Description of the task:
Would you retype all of these records exactly?

The input:
************

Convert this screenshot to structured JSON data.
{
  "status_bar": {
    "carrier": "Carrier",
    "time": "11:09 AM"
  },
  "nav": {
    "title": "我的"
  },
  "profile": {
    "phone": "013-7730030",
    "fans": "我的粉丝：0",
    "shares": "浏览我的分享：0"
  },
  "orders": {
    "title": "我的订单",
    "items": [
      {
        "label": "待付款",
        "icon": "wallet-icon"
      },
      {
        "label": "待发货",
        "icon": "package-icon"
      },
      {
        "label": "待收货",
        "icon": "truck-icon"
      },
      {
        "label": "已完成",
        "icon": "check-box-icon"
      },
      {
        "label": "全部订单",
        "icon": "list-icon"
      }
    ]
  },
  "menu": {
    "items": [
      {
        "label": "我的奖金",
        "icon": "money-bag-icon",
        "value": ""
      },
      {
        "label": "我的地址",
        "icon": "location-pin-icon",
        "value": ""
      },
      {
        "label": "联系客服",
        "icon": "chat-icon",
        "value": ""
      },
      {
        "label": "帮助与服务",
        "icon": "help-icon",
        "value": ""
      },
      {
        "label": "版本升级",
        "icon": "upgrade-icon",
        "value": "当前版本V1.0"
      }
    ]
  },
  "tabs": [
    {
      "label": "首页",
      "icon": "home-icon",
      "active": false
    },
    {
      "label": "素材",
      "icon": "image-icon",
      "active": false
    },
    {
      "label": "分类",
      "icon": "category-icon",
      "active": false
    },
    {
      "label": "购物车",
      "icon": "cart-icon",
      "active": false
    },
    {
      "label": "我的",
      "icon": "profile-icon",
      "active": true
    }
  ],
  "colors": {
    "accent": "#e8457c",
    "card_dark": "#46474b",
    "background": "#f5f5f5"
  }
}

************

Output of the task:
Convert this screenshot to structured JSON data.
{
  "status_bar": {
    "carrier": "Carrier",
    "time": "11:09 AM"
  },
  "nav": {
    "title": "我的"
  },
  "profile": {
    "phone": "013-7730030",
    "fans": "我的粉丝：0",
    "shares": "浏览我的分享：0"
  },
  "orders": {
    "title": "我的订单",
    "items": [
      {
        "label": "待付款",
        "icon": "wallet-icon"
      },
      {
        "label": "待发货",
        "icon": "package-icon"
      },
      {
        "label": "待收货",
        "icon": "truck-icon"
      },
      {
        "label": "已完成",
        "icon": "check-box-icon"
      },
      {
        "label": "全部订单",
        "icon": "list-icon"
      }
    ]
  },
  "menu": {
    "items": [
      {
        "label": "我的奖金",
        "icon": "money-bag-icon",
        "value": ""
      },
      {
        "label": "我的地址",
        "icon": "location-pin-icon",
        "value": ""
      },
      {
        "label": "联系客服",
        "icon": "chat-icon",
        "value": ""
      },
      {
        "label": "帮助与服务",
        "icon": "help-icon",
        "value": ""
      },
      {
        "label": "版本升级",
        "icon": "upgrade-icon",
        "value": "当前版本V1.0"
      }
    ]
  },
  "tabs": [
    {
      "label": "首页",
      "icon": "home-icon",
      "active": false
    },
    {
      "label": "素材",
      "icon": "image-icon",
      "active": false
    },
    {
      "label": "分类",
      "icon": "category-icon",
      "active": false
    },
    {
      "label": "购物车",
      "icon": "cart-icon",
      "active": false
    },
    {
      "label": "我的",
      "icon": "profile-icon",
      "active": true
    }
  ],
  "colors": {
    "accent": "#e8457c",
    "card_dark": "#46474b",
    "background": "#f5f5f5"
  }
}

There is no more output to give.